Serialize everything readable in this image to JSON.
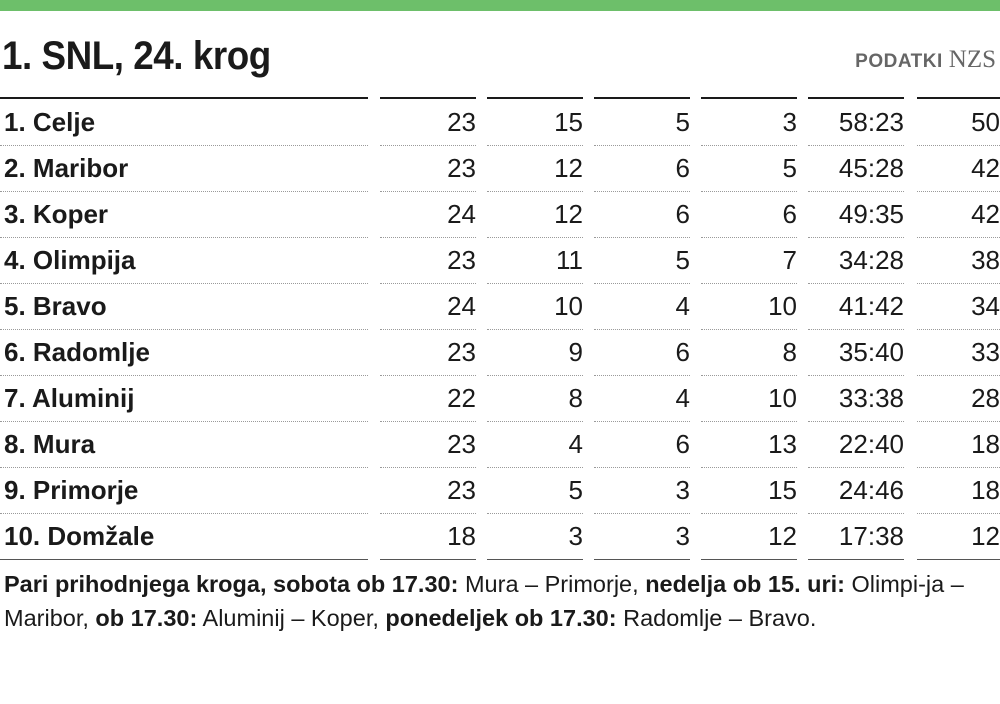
{
  "colors": {
    "accent": "#6dbf6a"
  },
  "header": {
    "title": "1. SNL, 24. krog",
    "source_label": "PODATKI",
    "source_name": "NZS"
  },
  "table": {
    "rows": [
      {
        "team": "1. Celje",
        "played": "23",
        "won": "15",
        "draw": "5",
        "lost": "3",
        "goals": "58:23",
        "points": "50"
      },
      {
        "team": "2. Maribor",
        "played": "23",
        "won": "12",
        "draw": "6",
        "lost": "5",
        "goals": "45:28",
        "points": "42"
      },
      {
        "team": "3. Koper",
        "played": "24",
        "won": "12",
        "draw": "6",
        "lost": "6",
        "goals": "49:35",
        "points": "42"
      },
      {
        "team": "4. Olimpija",
        "played": "23",
        "won": "11",
        "draw": "5",
        "lost": "7",
        "goals": "34:28",
        "points": "38"
      },
      {
        "team": "5. Bravo",
        "played": "24",
        "won": "10",
        "draw": "4",
        "lost": "10",
        "goals": "41:42",
        "points": "34"
      },
      {
        "team": "6. Radomlje",
        "played": "23",
        "won": "9",
        "draw": "6",
        "lost": "8",
        "goals": "35:40",
        "points": "33"
      },
      {
        "team": "7. Aluminij",
        "played": "22",
        "won": "8",
        "draw": "4",
        "lost": "10",
        "goals": "33:38",
        "points": "28"
      },
      {
        "team": "8. Mura",
        "played": "23",
        "won": "4",
        "draw": "6",
        "lost": "13",
        "goals": "22:40",
        "points": "18"
      },
      {
        "team": "9. Primorje",
        "played": "23",
        "won": "5",
        "draw": "3",
        "lost": "15",
        "goals": "24:46",
        "points": "18"
      },
      {
        "team": "10. Domžale",
        "played": "18",
        "won": "3",
        "draw": "3",
        "lost": "12",
        "goals": "17:38",
        "points": "12"
      }
    ]
  },
  "note": [
    {
      "text": "Pari prihodnjega kroga, sobota ob 17.30:",
      "bold": true
    },
    {
      "text": " Mura – Primorje, ",
      "bold": false
    },
    {
      "text": "nedelja ob 15. uri:",
      "bold": true
    },
    {
      "text": " Olimpi-ja – Maribor, ",
      "bold": false
    },
    {
      "text": "ob 17.30:",
      "bold": true
    },
    {
      "text": " Aluminij – Koper, ",
      "bold": false
    },
    {
      "text": "ponedeljek ob 17.30:",
      "bold": true
    },
    {
      "text": " Radomlje – Bravo.",
      "bold": false
    }
  ]
}
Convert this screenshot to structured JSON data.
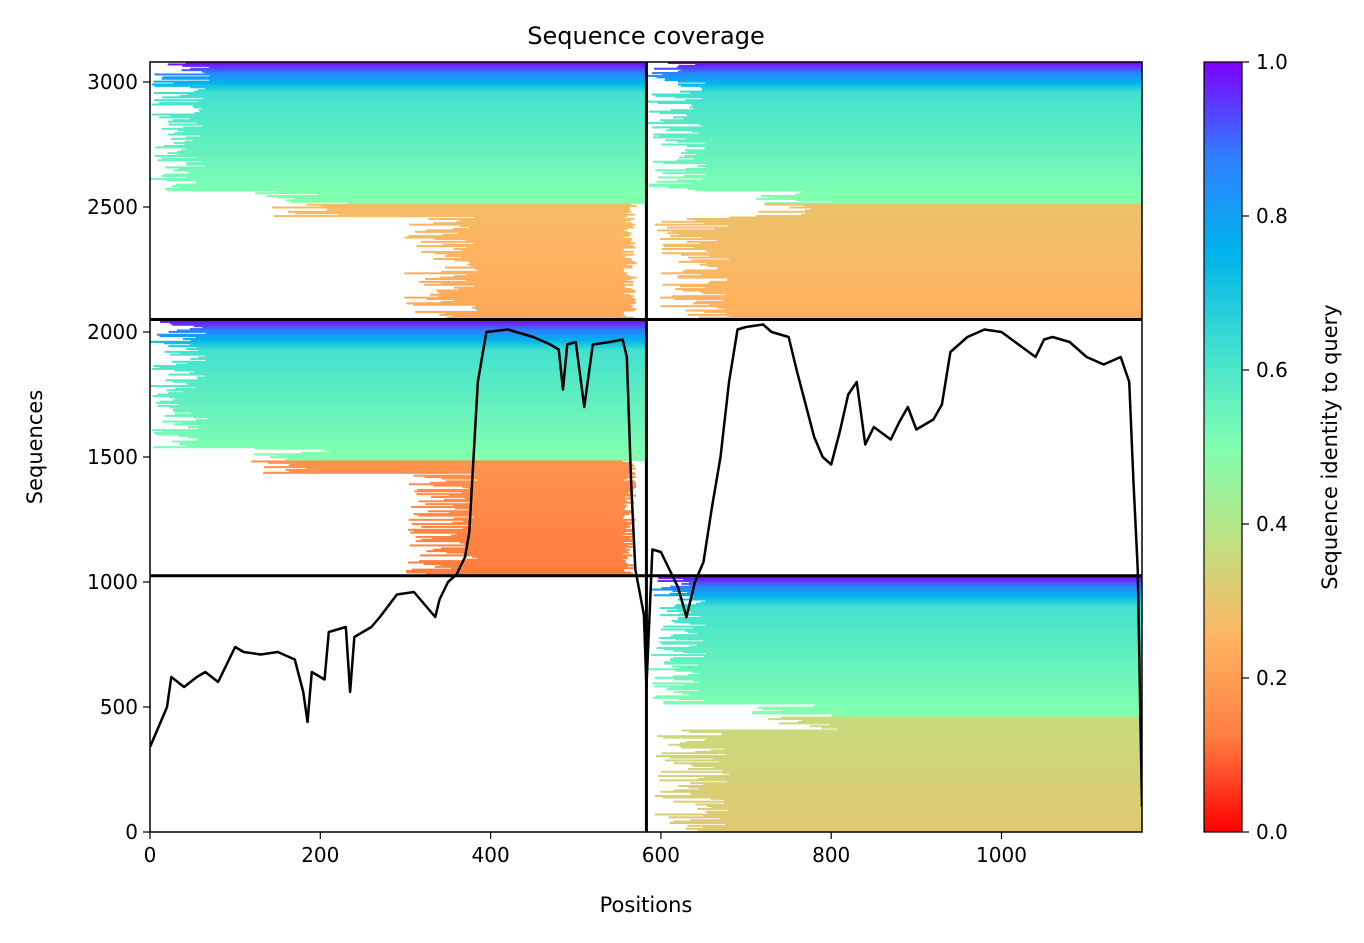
{
  "chart_data": {
    "type": "heatmap",
    "title": "Sequence coverage",
    "xlabel": "Positions",
    "ylabel": "Sequences",
    "xlim": [
      0,
      1165
    ],
    "ylim": [
      0,
      3080
    ],
    "x_ticks": [
      0,
      200,
      400,
      600,
      800,
      1000
    ],
    "y_ticks": [
      0,
      500,
      1000,
      1500,
      2000,
      2500,
      3000
    ],
    "colorbar": {
      "label": "Sequence identity to query",
      "colormap": "rainbow_r",
      "range": [
        0,
        1
      ],
      "ticks": [
        "0.0",
        "0.2",
        "0.4",
        "0.6",
        "0.8",
        "1.0"
      ],
      "colors": [
        "#ff0000",
        "#ff7f40",
        "#ffb360",
        "#c0e080",
        "#80ffb0",
        "#40e0d0",
        "#00b4eb",
        "#2f80ff",
        "#7f00ff"
      ]
    },
    "separators": {
      "vertical_x": [
        583
      ],
      "horizontal_y": [
        1025,
        2050
      ]
    },
    "blocks": [
      {
        "x0": 0,
        "x1": 583,
        "y0": 2050,
        "y1": 3080,
        "full_x0": 385,
        "full_x1": 555,
        "low_id": 0.22
      },
      {
        "x0": 583,
        "x1": 1165,
        "y0": 2050,
        "y1": 3080,
        "full_x0": 680,
        "full_x1": 1165,
        "low_id": 0.24
      },
      {
        "x0": 0,
        "x1": 583,
        "y0": 1025,
        "y1": 2050,
        "full_x0": 385,
        "full_x1": 555,
        "low_id": 0.12
      },
      {
        "x0": 583,
        "x1": 1165,
        "y0": 0,
        "y1": 1025,
        "full_x0": 680,
        "full_x1": 1165,
        "low_id": 0.31
      }
    ],
    "coverage_line": {
      "color": "#000000",
      "x": [
        0,
        10,
        20,
        25,
        40,
        55,
        65,
        80,
        100,
        110,
        130,
        150,
        170,
        180,
        185,
        190,
        205,
        210,
        230,
        235,
        240,
        260,
        270,
        290,
        310,
        330,
        335,
        340,
        350,
        360,
        370,
        375,
        385,
        395,
        420,
        430,
        450,
        470,
        480,
        485,
        490,
        500,
        510,
        520,
        540,
        555,
        560,
        565,
        570,
        580,
        583,
        590,
        600,
        620,
        630,
        640,
        650,
        660,
        670,
        680,
        690,
        700,
        720,
        730,
        750,
        760,
        780,
        790,
        800,
        810,
        820,
        830,
        840,
        850,
        870,
        880,
        890,
        900,
        920,
        930,
        940,
        960,
        980,
        1000,
        1020,
        1040,
        1050,
        1060,
        1080,
        1100,
        1120,
        1140,
        1150,
        1155,
        1160,
        1165
      ],
      "y": [
        340,
        420,
        500,
        620,
        580,
        620,
        640,
        600,
        740,
        720,
        710,
        720,
        690,
        560,
        440,
        640,
        610,
        800,
        820,
        560,
        780,
        820,
        860,
        950,
        960,
        880,
        860,
        930,
        1000,
        1030,
        1100,
        1200,
        1800,
        2000,
        2010,
        2000,
        1980,
        1950,
        1930,
        1770,
        1950,
        1960,
        1700,
        1950,
        1960,
        1970,
        1900,
        1400,
        1050,
        870,
        580,
        1130,
        1120,
        980,
        860,
        1000,
        1080,
        1300,
        1500,
        1800,
        2010,
        2020,
        2030,
        2000,
        1980,
        1840,
        1580,
        1500,
        1470,
        1600,
        1750,
        1800,
        1550,
        1620,
        1570,
        1640,
        1700,
        1610,
        1650,
        1710,
        1920,
        1980,
        2010,
        2000,
        1950,
        1900,
        1970,
        1980,
        1960,
        1900,
        1870,
        1900,
        1800,
        1400,
        1050,
        100
      ]
    }
  }
}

DIRECTIONS — Check each line of the entries for the string "Maribor". Copy the lines that have it.

ANSWER TO THIS PROBLEM —
        "team": "2. Maribor",
      "text": " Olimpi-ja – Maribor, ",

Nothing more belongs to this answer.